____ Exercise input

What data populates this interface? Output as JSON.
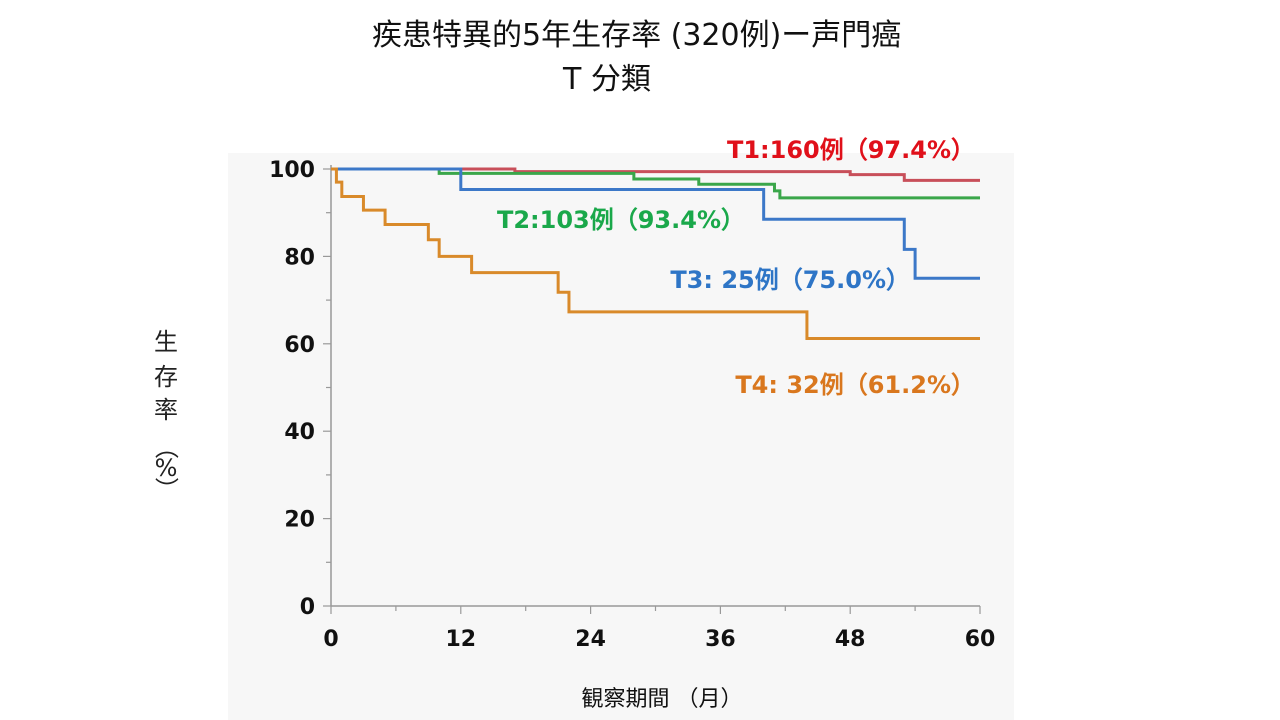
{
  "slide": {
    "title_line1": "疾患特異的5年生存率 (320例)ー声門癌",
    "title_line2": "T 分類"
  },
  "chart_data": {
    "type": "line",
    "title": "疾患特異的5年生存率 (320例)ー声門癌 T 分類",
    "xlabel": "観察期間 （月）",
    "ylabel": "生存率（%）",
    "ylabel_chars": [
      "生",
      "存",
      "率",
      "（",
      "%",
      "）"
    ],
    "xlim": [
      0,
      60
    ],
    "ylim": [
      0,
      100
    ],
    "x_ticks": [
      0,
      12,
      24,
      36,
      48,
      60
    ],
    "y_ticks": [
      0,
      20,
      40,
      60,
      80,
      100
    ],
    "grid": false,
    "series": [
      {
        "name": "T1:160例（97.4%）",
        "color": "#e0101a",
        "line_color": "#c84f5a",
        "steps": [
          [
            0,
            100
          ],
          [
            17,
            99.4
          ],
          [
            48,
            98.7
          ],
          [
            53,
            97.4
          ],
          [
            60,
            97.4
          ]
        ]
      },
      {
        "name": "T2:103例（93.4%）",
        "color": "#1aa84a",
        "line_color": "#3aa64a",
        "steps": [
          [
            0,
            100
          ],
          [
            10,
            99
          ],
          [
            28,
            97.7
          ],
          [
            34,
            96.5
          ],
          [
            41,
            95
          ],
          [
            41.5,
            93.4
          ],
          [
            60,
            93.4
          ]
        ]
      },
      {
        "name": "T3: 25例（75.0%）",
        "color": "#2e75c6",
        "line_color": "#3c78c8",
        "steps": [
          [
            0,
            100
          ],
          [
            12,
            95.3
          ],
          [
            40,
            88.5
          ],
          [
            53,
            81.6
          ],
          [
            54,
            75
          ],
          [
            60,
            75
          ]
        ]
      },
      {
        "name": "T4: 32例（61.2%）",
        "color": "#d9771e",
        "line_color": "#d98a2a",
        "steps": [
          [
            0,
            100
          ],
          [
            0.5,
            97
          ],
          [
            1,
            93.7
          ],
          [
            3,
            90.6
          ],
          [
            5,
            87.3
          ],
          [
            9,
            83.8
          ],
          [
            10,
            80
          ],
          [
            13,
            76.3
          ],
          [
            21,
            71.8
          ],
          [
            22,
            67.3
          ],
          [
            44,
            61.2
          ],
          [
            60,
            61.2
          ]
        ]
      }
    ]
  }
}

________
____ Exercise input

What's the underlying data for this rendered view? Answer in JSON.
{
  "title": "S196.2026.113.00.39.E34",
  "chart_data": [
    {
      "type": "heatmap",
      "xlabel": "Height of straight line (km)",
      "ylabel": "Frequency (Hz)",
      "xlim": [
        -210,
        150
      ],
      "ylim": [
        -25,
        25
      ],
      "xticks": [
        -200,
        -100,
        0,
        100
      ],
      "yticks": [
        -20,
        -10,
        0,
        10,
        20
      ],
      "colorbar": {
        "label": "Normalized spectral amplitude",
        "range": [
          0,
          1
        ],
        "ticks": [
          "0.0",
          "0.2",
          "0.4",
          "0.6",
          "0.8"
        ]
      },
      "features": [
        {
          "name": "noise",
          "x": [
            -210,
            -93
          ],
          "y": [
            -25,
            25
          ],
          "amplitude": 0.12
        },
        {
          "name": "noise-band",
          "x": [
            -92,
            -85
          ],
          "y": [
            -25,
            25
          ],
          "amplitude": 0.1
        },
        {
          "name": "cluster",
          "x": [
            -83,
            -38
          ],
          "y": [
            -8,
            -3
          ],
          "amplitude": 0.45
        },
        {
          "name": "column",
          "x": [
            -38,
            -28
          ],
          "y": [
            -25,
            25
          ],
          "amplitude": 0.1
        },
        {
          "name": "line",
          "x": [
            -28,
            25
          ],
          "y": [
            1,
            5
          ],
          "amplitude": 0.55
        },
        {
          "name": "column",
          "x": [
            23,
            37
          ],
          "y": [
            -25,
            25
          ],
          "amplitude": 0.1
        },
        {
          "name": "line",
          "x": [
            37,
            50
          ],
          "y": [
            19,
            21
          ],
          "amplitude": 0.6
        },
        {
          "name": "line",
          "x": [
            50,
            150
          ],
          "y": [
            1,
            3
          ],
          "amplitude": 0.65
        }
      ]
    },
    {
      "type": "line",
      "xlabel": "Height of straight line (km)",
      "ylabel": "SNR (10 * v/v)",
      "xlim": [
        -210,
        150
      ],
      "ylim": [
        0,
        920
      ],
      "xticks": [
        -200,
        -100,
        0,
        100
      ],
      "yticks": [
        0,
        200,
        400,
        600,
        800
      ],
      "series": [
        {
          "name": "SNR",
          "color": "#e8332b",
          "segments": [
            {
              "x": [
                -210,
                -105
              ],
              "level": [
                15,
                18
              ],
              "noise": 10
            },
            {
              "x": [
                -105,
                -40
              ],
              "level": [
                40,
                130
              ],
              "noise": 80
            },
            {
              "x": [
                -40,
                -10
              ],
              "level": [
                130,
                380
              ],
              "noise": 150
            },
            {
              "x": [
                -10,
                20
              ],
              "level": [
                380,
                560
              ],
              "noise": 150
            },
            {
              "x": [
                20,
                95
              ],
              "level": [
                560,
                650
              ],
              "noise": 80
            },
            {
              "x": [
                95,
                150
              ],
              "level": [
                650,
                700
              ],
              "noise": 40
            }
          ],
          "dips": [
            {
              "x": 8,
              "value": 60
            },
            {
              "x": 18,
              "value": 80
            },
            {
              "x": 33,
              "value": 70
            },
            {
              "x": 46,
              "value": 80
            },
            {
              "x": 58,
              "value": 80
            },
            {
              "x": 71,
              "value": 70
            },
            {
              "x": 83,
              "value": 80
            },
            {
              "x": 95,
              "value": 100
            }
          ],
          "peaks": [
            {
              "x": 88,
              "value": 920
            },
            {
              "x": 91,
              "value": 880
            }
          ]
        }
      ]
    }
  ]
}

________

◆ **Work instructions**
Gather each line that holds "What".

◆ **Solution below**
What data populates this interface? Output as JSON.
What's the underlying data for this rendered view? Answer in JSON.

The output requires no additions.